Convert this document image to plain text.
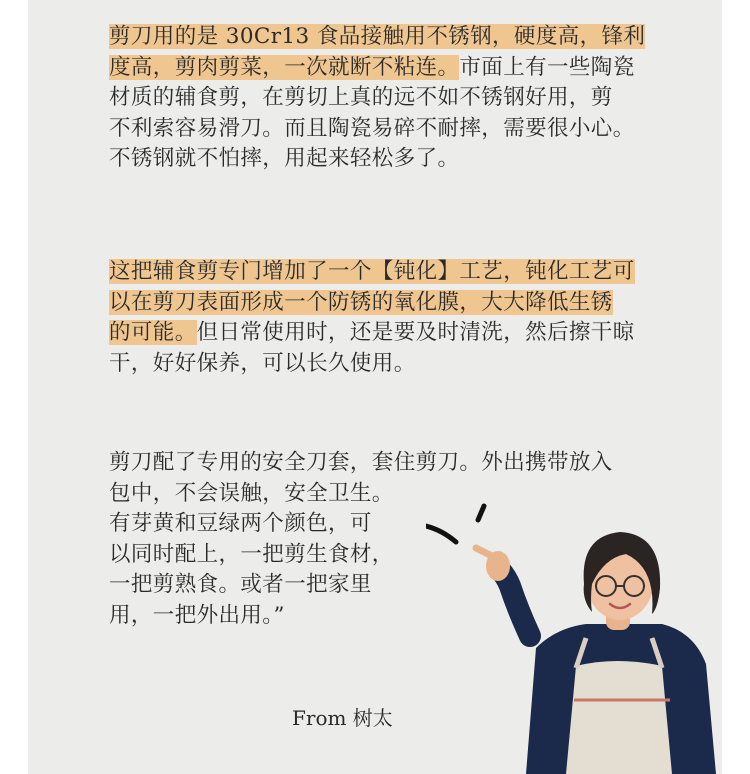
剪刀用的是 30Cr13 食品接触用不锈钢，硬度高，锋利
度高，剪肉剪菜，一次就断不粘连。市面上有一些陶瓷
材质的辅食剪，在剪切上真的远不如不锈钢好用，剪
不利索容易滑刀。而且陶瓷易碎不耐摔，需要很小心。
不锈钢就不怕摔，用起来轻松多了。

这把辅食剪专门增加了一个【钝化】工艺，钝化工艺可
以在剪刀表面形成一个防锈的氧化膜，大大降低生锈
的可能。但日常使用时，还是要及时清洗，然后擦干晾
干，好好保养，可以长久使用。

剪刀配了专用的安全刀套，套住剪刀。外出携带放入
包中，不会误触，安全卫生。
有芽黄和豆绿两个颜色，可
以同时配上，一把剪生食材，
一把剪熟食。或者一把家里
用，一把外出用。”

From 树太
- - -
# THE PROBLEM
Print the listing above in full, exactly as written. Omit any pictures.

# RESULT OF THE EXERCISE
Convert this document image to plain text.
剪刀用的是 30Cr13 食品接触用不锈钢，硬度高，锋利
度高，剪肉剪菜，一次就断不粘连。市面上有一些陶瓷
材质的辅食剪，在剪切上真的远不如不锈钢好用，剪
不利索容易滑刀。而且陶瓷易碎不耐摔，需要很小心。
不锈钢就不怕摔，用起来轻松多了。

这把辅食剪专门增加了一个【钝化】工艺，钝化工艺可
以在剪刀表面形成一个防锈的氧化膜，大大降低生锈
的可能。但日常使用时，还是要及时清洗，然后擦干晾
干，好好保养，可以长久使用。

剪刀配了专用的安全刀套，套住剪刀。外出携带放入
包中，不会误触，安全卫生。
有芽黄和豆绿两个颜色，可
以同时配上，一把剪生食材，
一把剪熟食。或者一把家里
用，一把外出用。”

From 树太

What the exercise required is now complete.